-- Elenco attività --
**a)** Riassumi in due frasi il brano sugli esordi del 1990.
**b)** Fornisci il seguito del brano sugli esordi del 1990, partendo da dove si ferma.

Il 1990 rappresenta un anno cruciale per la musica italiana, segnato dall’emergere di due personalità destinate a lasciare un’impronta indelebile nel panorama cantautorale nazionale: Vinicio Capossela e Luciano Ligabue.
Vinicio Capossela: All’una e trentacinque circa
L’esordio di Capossela segna l’ingresso nella canzone italiana di una voce unica e di una poetica originalissima. All’una e trentacinque circa si presenta come un album di straordinaria maturità per un esordiente, caratterizzato da arrangiamenti curati e sofisticati che attingono a molteplici tradizioni musicali – dal jazz al blues, dalla chanson francese alla tradizione cantautorale italiana.
Il disco dipinge naufragi metropolitani con una sensibilità letteraria rara: personaggi notturni, esistenze ai margini, storie di solitudine urbana raccontate con una lingua ricca e inventiva. Il timbro vocale di Capossela – roco, espressivo, teatrale – si impone fin da subito come immediatamente riconoscibile, così come il suo stile compositivo che fonde narrazione e lirica, realismo e visionarietà.
Ligabue: l’omonimo esordio
Nello stesso anno, da Correggio emerge Luciano Ligabue con il suo album d’esordio omonimo Ligabue. Se Capossela rappresenta la linea colta e letteraria del cantautorato, Ligabue incarna l’anima rock della provincia italiana, portando sulla scena una voce autentica che parla di vita quotidiana, frustrazioni giovanili, amori e rabbie con un linguaggio diretto e immediato.

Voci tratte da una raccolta
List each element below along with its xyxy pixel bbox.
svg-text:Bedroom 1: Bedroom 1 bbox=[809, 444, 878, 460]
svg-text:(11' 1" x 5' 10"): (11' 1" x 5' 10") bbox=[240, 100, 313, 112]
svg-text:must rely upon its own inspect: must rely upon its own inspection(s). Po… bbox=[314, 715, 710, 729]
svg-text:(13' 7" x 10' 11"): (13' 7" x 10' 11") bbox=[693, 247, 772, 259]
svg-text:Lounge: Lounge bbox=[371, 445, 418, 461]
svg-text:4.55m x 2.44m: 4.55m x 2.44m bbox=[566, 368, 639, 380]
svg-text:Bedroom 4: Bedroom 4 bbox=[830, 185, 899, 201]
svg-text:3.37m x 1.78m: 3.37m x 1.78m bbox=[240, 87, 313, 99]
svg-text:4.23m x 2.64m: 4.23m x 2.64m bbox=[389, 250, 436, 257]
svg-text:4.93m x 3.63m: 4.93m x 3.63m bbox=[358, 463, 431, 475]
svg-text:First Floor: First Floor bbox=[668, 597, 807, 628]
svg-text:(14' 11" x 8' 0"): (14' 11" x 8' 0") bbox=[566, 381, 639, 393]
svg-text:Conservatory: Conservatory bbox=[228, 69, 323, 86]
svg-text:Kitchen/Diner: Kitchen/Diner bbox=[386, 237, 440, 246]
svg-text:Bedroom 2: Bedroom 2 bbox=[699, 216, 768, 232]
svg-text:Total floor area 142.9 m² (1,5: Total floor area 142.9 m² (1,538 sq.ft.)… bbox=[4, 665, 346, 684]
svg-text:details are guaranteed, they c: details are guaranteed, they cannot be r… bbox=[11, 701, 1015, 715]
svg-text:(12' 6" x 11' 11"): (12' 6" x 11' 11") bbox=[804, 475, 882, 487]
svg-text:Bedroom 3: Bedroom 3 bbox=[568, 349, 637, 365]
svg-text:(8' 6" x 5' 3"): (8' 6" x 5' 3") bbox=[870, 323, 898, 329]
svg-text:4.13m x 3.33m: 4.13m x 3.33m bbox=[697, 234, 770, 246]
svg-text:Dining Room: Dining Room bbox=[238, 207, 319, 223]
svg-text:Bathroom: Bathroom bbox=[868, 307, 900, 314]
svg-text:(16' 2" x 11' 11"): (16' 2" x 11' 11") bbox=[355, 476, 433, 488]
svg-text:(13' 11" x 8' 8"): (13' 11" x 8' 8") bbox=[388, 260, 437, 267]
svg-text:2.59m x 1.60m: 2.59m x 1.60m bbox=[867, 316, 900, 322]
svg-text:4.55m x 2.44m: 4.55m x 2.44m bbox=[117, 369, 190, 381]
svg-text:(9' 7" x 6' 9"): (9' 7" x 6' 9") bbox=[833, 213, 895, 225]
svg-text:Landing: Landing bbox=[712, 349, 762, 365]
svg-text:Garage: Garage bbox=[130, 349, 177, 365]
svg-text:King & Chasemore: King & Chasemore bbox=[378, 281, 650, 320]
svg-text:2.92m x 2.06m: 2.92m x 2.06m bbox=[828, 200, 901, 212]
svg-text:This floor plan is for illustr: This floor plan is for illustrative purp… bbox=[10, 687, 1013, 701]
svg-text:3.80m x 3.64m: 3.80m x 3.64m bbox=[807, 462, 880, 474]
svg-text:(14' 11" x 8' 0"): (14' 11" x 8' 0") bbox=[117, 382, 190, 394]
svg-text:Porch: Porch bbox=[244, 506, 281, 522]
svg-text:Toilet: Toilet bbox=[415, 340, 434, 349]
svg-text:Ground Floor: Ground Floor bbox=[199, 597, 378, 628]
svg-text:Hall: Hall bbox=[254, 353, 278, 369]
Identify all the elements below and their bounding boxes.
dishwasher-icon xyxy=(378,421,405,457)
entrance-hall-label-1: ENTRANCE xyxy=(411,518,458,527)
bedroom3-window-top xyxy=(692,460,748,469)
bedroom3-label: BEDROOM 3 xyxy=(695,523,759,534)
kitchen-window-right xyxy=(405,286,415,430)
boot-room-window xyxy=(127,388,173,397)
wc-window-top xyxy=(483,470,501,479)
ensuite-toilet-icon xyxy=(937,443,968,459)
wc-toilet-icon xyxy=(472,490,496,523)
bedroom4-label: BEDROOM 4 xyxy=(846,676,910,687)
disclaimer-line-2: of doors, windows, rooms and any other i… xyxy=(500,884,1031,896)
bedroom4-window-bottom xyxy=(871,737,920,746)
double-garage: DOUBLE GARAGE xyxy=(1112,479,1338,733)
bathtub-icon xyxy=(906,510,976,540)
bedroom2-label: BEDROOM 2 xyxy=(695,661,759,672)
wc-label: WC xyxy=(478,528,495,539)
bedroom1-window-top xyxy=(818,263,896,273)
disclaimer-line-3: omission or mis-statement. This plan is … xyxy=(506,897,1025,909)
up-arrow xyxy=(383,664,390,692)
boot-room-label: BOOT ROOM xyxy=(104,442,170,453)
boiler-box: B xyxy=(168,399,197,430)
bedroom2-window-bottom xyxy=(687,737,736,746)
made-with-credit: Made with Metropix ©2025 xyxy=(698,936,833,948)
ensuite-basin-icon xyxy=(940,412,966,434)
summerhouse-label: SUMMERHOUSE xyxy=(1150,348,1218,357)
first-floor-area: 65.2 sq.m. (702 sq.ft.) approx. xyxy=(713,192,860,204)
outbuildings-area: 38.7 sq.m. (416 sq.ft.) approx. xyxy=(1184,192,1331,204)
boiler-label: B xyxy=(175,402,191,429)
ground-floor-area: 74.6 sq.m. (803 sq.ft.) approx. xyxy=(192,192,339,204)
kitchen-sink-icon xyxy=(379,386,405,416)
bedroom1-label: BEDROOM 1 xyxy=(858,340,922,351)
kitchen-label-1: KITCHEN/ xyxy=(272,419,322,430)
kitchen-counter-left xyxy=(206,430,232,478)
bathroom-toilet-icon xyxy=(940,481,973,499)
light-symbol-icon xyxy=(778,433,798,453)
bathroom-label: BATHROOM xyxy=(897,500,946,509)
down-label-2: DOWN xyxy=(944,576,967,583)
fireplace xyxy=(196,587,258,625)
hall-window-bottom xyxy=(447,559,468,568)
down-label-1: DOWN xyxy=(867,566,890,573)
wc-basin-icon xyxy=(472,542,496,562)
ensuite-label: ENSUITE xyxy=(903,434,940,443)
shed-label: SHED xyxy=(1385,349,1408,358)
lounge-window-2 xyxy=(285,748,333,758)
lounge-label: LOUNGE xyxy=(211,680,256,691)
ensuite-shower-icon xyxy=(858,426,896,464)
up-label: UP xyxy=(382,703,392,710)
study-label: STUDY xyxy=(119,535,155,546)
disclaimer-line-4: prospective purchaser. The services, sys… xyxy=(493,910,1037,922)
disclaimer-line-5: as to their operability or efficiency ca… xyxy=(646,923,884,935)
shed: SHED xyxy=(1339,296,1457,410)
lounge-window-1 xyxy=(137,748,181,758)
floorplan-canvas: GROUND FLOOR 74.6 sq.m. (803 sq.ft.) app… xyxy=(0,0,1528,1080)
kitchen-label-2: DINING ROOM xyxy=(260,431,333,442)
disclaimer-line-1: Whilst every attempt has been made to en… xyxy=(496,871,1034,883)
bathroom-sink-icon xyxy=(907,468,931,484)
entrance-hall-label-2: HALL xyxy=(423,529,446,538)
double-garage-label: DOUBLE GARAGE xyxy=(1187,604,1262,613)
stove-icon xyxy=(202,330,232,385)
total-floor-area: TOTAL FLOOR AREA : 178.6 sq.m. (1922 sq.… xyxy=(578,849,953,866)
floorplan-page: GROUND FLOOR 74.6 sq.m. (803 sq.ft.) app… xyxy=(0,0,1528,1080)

-- Risultati delle attività --
**a)** Nel 1990 esordisce Vinicio Capossela con All'una e trentacinque circa, un album maturo, dagli arrangiamenti sofisticati tra jazz, blues, chanson francese e canzone d'autore, che racconta con una lingua ricca personaggi notturni, esistenze ai margini e solitudini urbane. Nello stesso anno esce l'omonimo primo album di Luciano Ligabue, che incarna l'anima rock della provincia italiana e parla di vita quotidiana, frustrazioni giovanili, amori e rabbie con un linguaggio diretto e immediato.

**b)**
L’esordio di Ligabue, prodotto da Pierangelo Bertoli, pone le basi per quello che diventerà uno dei fenomeni più duraturi del rock italiano, capace di riempire stadi e di dar voce a intere generazioni.
Il disco contiene già alcuni dei brani che entreranno nell’immaginario collettivo: Balliamo sul mondo, primo singolo estratto che parla di voglia di fuga e di libertà; Bambolina e barracudacon il suo riff potente e il testo che racconta dinamiche di coppia con crudo realismo; Piccola stella senza cielo ballata acustica che mostra fin da subito la capacità del Liga di alternare energia rock e momenti più intimi.
Due percorsi, una generazione
Questi due esordi del 1990, così diversi per estetica e riferimenti culturali, testimoniano la ricchezza e la varietà della canzone italiana all’alba degli anni Novanta: da un lato la raffinatezza letteraria e musicale, dall’altro l’energia rock e la dimensione popolare. Due percorsi destinati a segnare profondamente la storia culturale della musica italiana.